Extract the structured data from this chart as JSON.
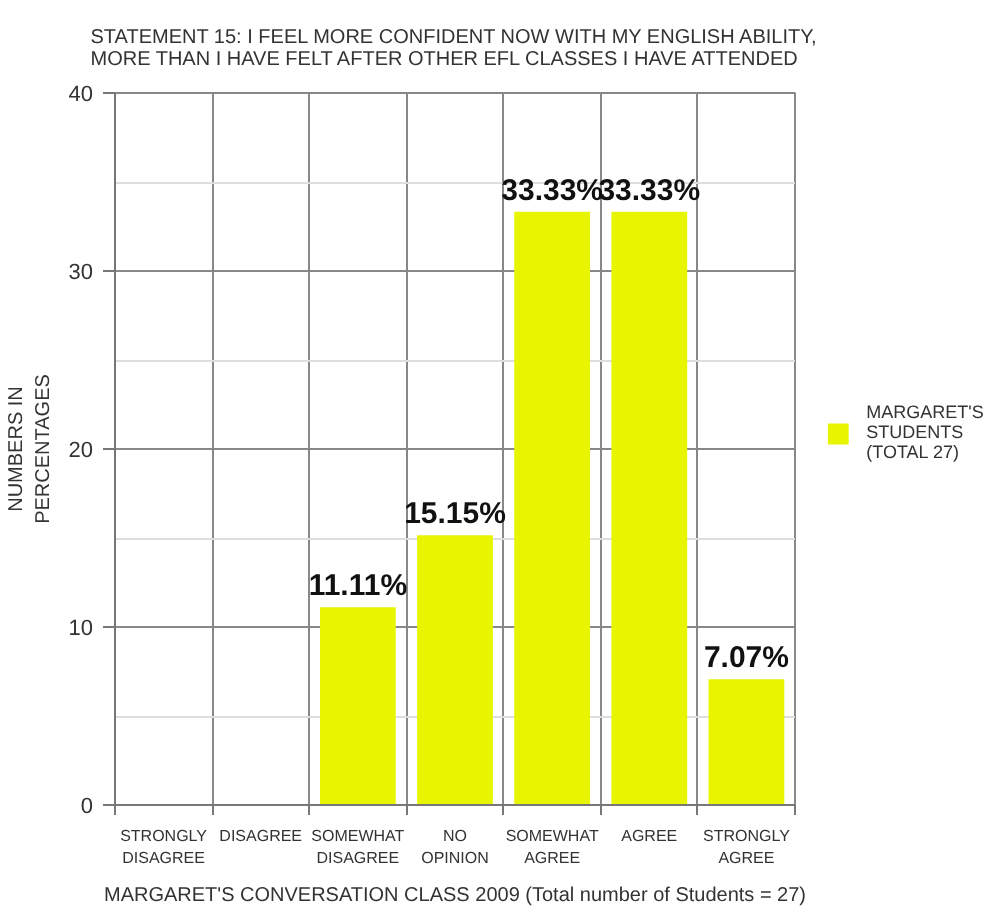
{
  "chart_data": {
    "type": "bar",
    "title": "STATEMENT 15: I FEEL MORE CONFIDENT NOW WITH MY ENGLISH ABILITY,\nMORE THAN I HAVE FELT AFTER OTHER EFL CLASSES I HAVE ATTENDED",
    "xlabel": "MARGARET'S CONVERSATION CLASS 2009 (Total number of Students = 27)",
    "ylabel": "NUMBERS IN\nPERCENTAGES",
    "categories": [
      "STRONGLY\nDISAGREE",
      "DISAGREE",
      "SOMEWHAT\nDISAGREE",
      "NO\nOPINION",
      "SOMEWHAT\nAGREE",
      "AGREE",
      "STRONGLY\nAGREE"
    ],
    "series": [
      {
        "name": "MARGARET'S\nSTUDENTS\n(TOTAL 27)",
        "color": "#e8f500",
        "values": [
          0,
          0,
          11.11,
          15.15,
          33.33,
          33.33,
          7.07
        ],
        "value_labels": [
          null,
          null,
          "11.11%",
          "15.15%",
          "33.33%",
          "33.33%",
          "7.07%"
        ]
      }
    ],
    "ylim": [
      0,
      40
    ],
    "yticks": [
      0,
      {
        "value": 5,
        "label": null
      },
      10,
      {
        "value": 15,
        "label": null
      },
      20,
      {
        "value": 25,
        "label": null
      },
      30,
      {
        "value": 35,
        "label": null
      },
      40
    ],
    "grid": true,
    "legend": "right"
  }
}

* * * * * * * * *

-- Prompt --
Keep the pictures out of your copy, and repeat every entry above exactly.

-- Reply --
Extract the structured data from this chart as JSON.
{
  "chart_data": {
    "type": "bar",
    "title": "STATEMENT 15: I FEEL MORE CONFIDENT NOW WITH MY ENGLISH ABILITY,\nMORE THAN I HAVE FELT AFTER OTHER EFL CLASSES I HAVE ATTENDED",
    "xlabel": "MARGARET'S CONVERSATION CLASS 2009 (Total number of Students = 27)",
    "ylabel": "NUMBERS IN\nPERCENTAGES",
    "categories": [
      "STRONGLY\nDISAGREE",
      "DISAGREE",
      "SOMEWHAT\nDISAGREE",
      "NO\nOPINION",
      "SOMEWHAT\nAGREE",
      "AGREE",
      "STRONGLY\nAGREE"
    ],
    "series": [
      {
        "name": "MARGARET'S\nSTUDENTS\n(TOTAL 27)",
        "color": "#e8f500",
        "values": [
          0,
          0,
          11.11,
          15.15,
          33.33,
          33.33,
          7.07
        ],
        "value_labels": [
          null,
          null,
          "11.11%",
          "15.15%",
          "33.33%",
          "33.33%",
          "7.07%"
        ]
      }
    ],
    "ylim": [
      0,
      40
    ],
    "yticks": [
      0,
      {
        "value": 5,
        "label": null
      },
      10,
      {
        "value": 15,
        "label": null
      },
      20,
      {
        "value": 25,
        "label": null
      },
      30,
      {
        "value": 35,
        "label": null
      },
      40
    ],
    "grid": true,
    "legend": "right"
  }
}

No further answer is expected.